Extract all of the data and reproduce it precisely.

>> BEGIN

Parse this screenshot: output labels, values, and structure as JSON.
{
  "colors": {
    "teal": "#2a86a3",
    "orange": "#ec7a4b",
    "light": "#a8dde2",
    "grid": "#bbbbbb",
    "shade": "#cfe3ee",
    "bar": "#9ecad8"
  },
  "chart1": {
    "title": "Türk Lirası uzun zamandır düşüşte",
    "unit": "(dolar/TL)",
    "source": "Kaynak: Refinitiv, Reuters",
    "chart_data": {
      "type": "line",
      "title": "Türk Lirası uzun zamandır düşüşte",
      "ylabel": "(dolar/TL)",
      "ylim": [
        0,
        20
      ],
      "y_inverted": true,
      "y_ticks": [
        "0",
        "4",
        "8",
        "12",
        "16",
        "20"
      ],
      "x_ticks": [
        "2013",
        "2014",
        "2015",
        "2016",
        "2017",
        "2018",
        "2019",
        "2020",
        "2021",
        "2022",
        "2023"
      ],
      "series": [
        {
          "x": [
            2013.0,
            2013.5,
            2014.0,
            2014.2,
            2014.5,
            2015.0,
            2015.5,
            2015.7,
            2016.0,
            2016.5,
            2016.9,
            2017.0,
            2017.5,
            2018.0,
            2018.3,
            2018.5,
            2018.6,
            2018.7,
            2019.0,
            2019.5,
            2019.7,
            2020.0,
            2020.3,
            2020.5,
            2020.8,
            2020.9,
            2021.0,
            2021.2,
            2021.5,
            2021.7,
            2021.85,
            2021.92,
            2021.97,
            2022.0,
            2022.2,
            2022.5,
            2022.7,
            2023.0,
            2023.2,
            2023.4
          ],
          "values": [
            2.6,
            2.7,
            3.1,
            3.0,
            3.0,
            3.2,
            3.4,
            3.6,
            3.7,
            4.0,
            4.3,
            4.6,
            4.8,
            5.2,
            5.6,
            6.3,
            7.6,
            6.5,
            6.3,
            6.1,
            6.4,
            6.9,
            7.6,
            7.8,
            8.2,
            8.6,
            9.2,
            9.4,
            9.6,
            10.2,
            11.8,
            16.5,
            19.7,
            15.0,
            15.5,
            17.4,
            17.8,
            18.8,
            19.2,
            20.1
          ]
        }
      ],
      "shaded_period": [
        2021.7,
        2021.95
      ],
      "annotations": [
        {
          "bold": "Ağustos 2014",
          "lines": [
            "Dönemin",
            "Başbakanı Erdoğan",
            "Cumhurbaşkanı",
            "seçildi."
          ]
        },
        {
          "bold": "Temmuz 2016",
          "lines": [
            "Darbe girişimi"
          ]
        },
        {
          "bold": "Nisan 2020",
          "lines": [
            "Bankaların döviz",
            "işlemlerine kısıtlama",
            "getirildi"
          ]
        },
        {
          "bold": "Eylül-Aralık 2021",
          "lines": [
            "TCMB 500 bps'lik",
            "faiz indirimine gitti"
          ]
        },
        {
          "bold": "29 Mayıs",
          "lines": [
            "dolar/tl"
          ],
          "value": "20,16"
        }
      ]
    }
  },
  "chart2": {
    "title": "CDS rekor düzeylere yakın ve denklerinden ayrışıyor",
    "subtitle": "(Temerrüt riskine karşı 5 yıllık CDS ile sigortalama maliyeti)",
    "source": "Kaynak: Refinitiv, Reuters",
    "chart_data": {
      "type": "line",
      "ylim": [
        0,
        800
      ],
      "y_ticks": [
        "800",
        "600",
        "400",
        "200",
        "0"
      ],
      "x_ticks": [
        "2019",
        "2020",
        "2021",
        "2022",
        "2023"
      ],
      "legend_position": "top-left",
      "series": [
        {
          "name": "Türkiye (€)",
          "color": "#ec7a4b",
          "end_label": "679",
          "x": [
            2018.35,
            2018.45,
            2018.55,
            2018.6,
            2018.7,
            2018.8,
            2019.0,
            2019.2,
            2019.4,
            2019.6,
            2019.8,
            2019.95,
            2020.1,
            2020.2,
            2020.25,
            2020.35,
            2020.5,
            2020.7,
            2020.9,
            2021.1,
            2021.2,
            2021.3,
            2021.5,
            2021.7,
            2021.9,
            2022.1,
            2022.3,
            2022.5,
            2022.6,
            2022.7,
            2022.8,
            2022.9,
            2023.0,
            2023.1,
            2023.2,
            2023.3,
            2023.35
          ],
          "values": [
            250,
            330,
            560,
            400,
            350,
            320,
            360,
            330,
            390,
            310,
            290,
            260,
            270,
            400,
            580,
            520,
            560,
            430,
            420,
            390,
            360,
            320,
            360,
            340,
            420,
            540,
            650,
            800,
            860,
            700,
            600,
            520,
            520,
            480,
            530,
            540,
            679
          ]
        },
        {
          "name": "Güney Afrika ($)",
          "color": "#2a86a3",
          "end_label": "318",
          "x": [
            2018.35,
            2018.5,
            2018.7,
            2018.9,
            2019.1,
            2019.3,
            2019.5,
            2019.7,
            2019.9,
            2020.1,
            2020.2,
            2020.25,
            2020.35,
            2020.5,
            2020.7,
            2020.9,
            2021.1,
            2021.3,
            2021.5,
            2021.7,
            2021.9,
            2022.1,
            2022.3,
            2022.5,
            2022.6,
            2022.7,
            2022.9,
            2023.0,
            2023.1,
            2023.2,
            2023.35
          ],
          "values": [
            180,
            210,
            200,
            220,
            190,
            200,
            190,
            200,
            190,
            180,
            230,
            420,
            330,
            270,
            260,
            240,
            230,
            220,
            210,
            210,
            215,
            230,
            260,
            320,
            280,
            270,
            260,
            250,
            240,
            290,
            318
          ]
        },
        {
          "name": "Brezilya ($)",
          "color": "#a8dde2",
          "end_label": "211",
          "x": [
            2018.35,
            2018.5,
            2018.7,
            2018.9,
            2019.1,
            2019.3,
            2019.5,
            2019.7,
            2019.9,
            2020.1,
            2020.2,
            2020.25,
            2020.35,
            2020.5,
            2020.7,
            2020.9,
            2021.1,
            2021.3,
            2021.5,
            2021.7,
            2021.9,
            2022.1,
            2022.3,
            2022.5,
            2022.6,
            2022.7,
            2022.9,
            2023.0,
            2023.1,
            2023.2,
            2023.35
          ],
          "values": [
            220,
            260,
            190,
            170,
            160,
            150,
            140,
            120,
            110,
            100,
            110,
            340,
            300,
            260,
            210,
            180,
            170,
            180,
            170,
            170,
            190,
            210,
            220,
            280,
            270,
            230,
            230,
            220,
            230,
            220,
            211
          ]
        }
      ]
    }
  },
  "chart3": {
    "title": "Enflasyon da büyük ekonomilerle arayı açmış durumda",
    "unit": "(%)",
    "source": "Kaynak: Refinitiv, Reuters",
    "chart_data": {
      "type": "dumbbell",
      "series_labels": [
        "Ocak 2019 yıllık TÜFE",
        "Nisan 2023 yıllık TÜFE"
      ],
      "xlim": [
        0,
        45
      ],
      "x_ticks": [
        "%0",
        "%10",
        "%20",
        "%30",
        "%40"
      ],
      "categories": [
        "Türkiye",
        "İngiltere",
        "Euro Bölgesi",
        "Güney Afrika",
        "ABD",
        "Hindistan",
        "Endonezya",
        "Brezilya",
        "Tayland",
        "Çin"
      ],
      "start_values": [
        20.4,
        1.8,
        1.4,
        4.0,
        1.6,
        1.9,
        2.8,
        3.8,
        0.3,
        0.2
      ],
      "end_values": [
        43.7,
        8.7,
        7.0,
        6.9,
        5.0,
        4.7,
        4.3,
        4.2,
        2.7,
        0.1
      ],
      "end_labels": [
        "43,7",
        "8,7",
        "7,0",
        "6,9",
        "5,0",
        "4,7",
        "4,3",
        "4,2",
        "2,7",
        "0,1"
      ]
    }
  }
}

>> END

Solution >>
Parse this screenshot: output labels, values, and structure as JSON.
{
  "colors": {
    "teal": "#2a86a3",
    "orange": "#ec7a4b",
    "light": "#a8dde2",
    "grid": "#bbbbbb",
    "shade": "#cfe3ee",
    "bar": "#9ecad8"
  },
  "chart1": {
    "title": "Türk Lirası uzun zamandır düşüşte",
    "unit": "(dolar/TL)",
    "source": "Kaynak: Refinitiv, Reuters",
    "chart_data": {
      "type": "line",
      "title": "Türk Lirası uzun zamandır düşüşte",
      "ylabel": "(dolar/TL)",
      "ylim": [
        0,
        20
      ],
      "y_inverted": true,
      "y_ticks": [
        "0",
        "4",
        "8",
        "12",
        "16",
        "20"
      ],
      "x_ticks": [
        "2013",
        "2014",
        "2015",
        "2016",
        "2017",
        "2018",
        "2019",
        "2020",
        "2021",
        "2022",
        "2023"
      ],
      "series": [
        {
          "x": [
            2013.0,
            2013.5,
            2014.0,
            2014.2,
            2014.5,
            2015.0,
            2015.5,
            2015.7,
            2016.0,
            2016.5,
            2016.9,
            2017.0,
            2017.5,
            2018.0,
            2018.3,
            2018.5,
            2018.6,
            2018.7,
            2019.0,
            2019.5,
            2019.7,
            2020.0,
            2020.3,
            2020.5,
            2020.8,
            2020.9,
            2021.0,
            2021.2,
            2021.5,
            2021.7,
            2021.85,
            2021.92,
            2021.97,
            2022.0,
            2022.2,
            2022.5,
            2022.7,
            2023.0,
            2023.2,
            2023.4
          ],
          "values": [
            2.6,
            2.7,
            3.1,
            3.0,
            3.0,
            3.2,
            3.4,
            3.6,
            3.7,
            4.0,
            4.3,
            4.6,
            4.8,
            5.2,
            5.6,
            6.3,
            7.6,
            6.5,
            6.3,
            6.1,
            6.4,
            6.9,
            7.6,
            7.8,
            8.2,
            8.6,
            9.2,
            9.4,
            9.6,
            10.2,
            11.8,
            16.5,
            19.7,
            15.0,
            15.5,
            17.4,
            17.8,
            18.8,
            19.2,
            20.1
          ]
        }
      ],
      "shaded_period": [
        2021.7,
        2021.95
      ],
      "annotations": [
        {
          "bold": "Ağustos 2014",
          "lines": [
            "Dönemin",
            "Başbakanı Erdoğan",
            "Cumhurbaşkanı",
            "seçildi."
          ]
        },
        {
          "bold": "Temmuz 2016",
          "lines": [
            "Darbe girişimi"
          ]
        },
        {
          "bold": "Nisan 2020",
          "lines": [
            "Bankaların döviz",
            "işlemlerine kısıtlama",
            "getirildi"
          ]
        },
        {
          "bold": "Eylül-Aralık 2021",
          "lines": [
            "TCMB 500 bps'lik",
            "faiz indirimine gitti"
          ]
        },
        {
          "bold": "29 Mayıs",
          "lines": [
            "dolar/tl"
          ],
          "value": "20,16"
        }
      ]
    }
  },
  "chart2": {
    "title": "CDS rekor düzeylere yakın ve denklerinden ayrışıyor",
    "subtitle": "(Temerrüt riskine karşı 5 yıllık CDS ile sigortalama maliyeti)",
    "source": "Kaynak: Refinitiv, Reuters",
    "chart_data": {
      "type": "line",
      "ylim": [
        0,
        800
      ],
      "y_ticks": [
        "800",
        "600",
        "400",
        "200",
        "0"
      ],
      "x_ticks": [
        "2019",
        "2020",
        "2021",
        "2022",
        "2023"
      ],
      "legend_position": "top-left",
      "series": [
        {
          "name": "Türkiye (€)",
          "color": "#ec7a4b",
          "end_label": "679",
          "x": [
            2018.35,
            2018.45,
            2018.55,
            2018.6,
            2018.7,
            2018.8,
            2019.0,
            2019.2,
            2019.4,
            2019.6,
            2019.8,
            2019.95,
            2020.1,
            2020.2,
            2020.25,
            2020.35,
            2020.5,
            2020.7,
            2020.9,
            2021.1,
            2021.2,
            2021.3,
            2021.5,
            2021.7,
            2021.9,
            2022.1,
            2022.3,
            2022.5,
            2022.6,
            2022.7,
            2022.8,
            2022.9,
            2023.0,
            2023.1,
            2023.2,
            2023.3,
            2023.35
          ],
          "values": [
            250,
            330,
            560,
            400,
            350,
            320,
            360,
            330,
            390,
            310,
            290,
            260,
            270,
            400,
            580,
            520,
            560,
            430,
            420,
            390,
            360,
            320,
            360,
            340,
            420,
            540,
            650,
            800,
            860,
            700,
            600,
            520,
            520,
            480,
            530,
            540,
            679
          ]
        },
        {
          "name": "Güney Afrika ($)",
          "color": "#2a86a3",
          "end_label": "318",
          "x": [
            2018.35,
            2018.5,
            2018.7,
            2018.9,
            2019.1,
            2019.3,
            2019.5,
            2019.7,
            2019.9,
            2020.1,
            2020.2,
            2020.25,
            2020.35,
            2020.5,
            2020.7,
            2020.9,
            2021.1,
            2021.3,
            2021.5,
            2021.7,
            2021.9,
            2022.1,
            2022.3,
            2022.5,
            2022.6,
            2022.7,
            2022.9,
            2023.0,
            2023.1,
            2023.2,
            2023.35
          ],
          "values": [
            180,
            210,
            200,
            220,
            190,
            200,
            190,
            200,
            190,
            180,
            230,
            420,
            330,
            270,
            260,
            240,
            230,
            220,
            210,
            210,
            215,
            230,
            260,
            320,
            280,
            270,
            260,
            250,
            240,
            290,
            318
          ]
        },
        {
          "name": "Brezilya ($)",
          "color": "#a8dde2",
          "end_label": "211",
          "x": [
            2018.35,
            2018.5,
            2018.7,
            2018.9,
            2019.1,
            2019.3,
            2019.5,
            2019.7,
            2019.9,
            2020.1,
            2020.2,
            2020.25,
            2020.35,
            2020.5,
            2020.7,
            2020.9,
            2021.1,
            2021.3,
            2021.5,
            2021.7,
            2021.9,
            2022.1,
            2022.3,
            2022.5,
            2022.6,
            2022.7,
            2022.9,
            2023.0,
            2023.1,
            2023.2,
            2023.35
          ],
          "values": [
            220,
            260,
            190,
            170,
            160,
            150,
            140,
            120,
            110,
            100,
            110,
            340,
            300,
            260,
            210,
            180,
            170,
            180,
            170,
            170,
            190,
            210,
            220,
            280,
            270,
            230,
            230,
            220,
            230,
            220,
            211
          ]
        }
      ]
    }
  },
  "chart3": {
    "title": "Enflasyon da büyük ekonomilerle arayı açmış durumda",
    "unit": "(%)",
    "source": "Kaynak: Refinitiv, Reuters",
    "chart_data": {
      "type": "dumbbell",
      "series_labels": [
        "Ocak 2019 yıllık TÜFE",
        "Nisan 2023 yıllık TÜFE"
      ],
      "xlim": [
        0,
        45
      ],
      "x_ticks": [
        "%0",
        "%10",
        "%20",
        "%30",
        "%40"
      ],
      "categories": [
        "Türkiye",
        "İngiltere",
        "Euro Bölgesi",
        "Güney Afrika",
        "ABD",
        "Hindistan",
        "Endonezya",
        "Brezilya",
        "Tayland",
        "Çin"
      ],
      "start_values": [
        20.4,
        1.8,
        1.4,
        4.0,
        1.6,
        1.9,
        2.8,
        3.8,
        0.3,
        0.2
      ],
      "end_values": [
        43.7,
        8.7,
        7.0,
        6.9,
        5.0,
        4.7,
        4.3,
        4.2,
        2.7,
        0.1
      ],
      "end_labels": [
        "43,7",
        "8,7",
        "7,0",
        "6,9",
        "5,0",
        "4,7",
        "4,3",
        "4,2",
        "2,7",
        "0,1"
      ]
    }
  }
}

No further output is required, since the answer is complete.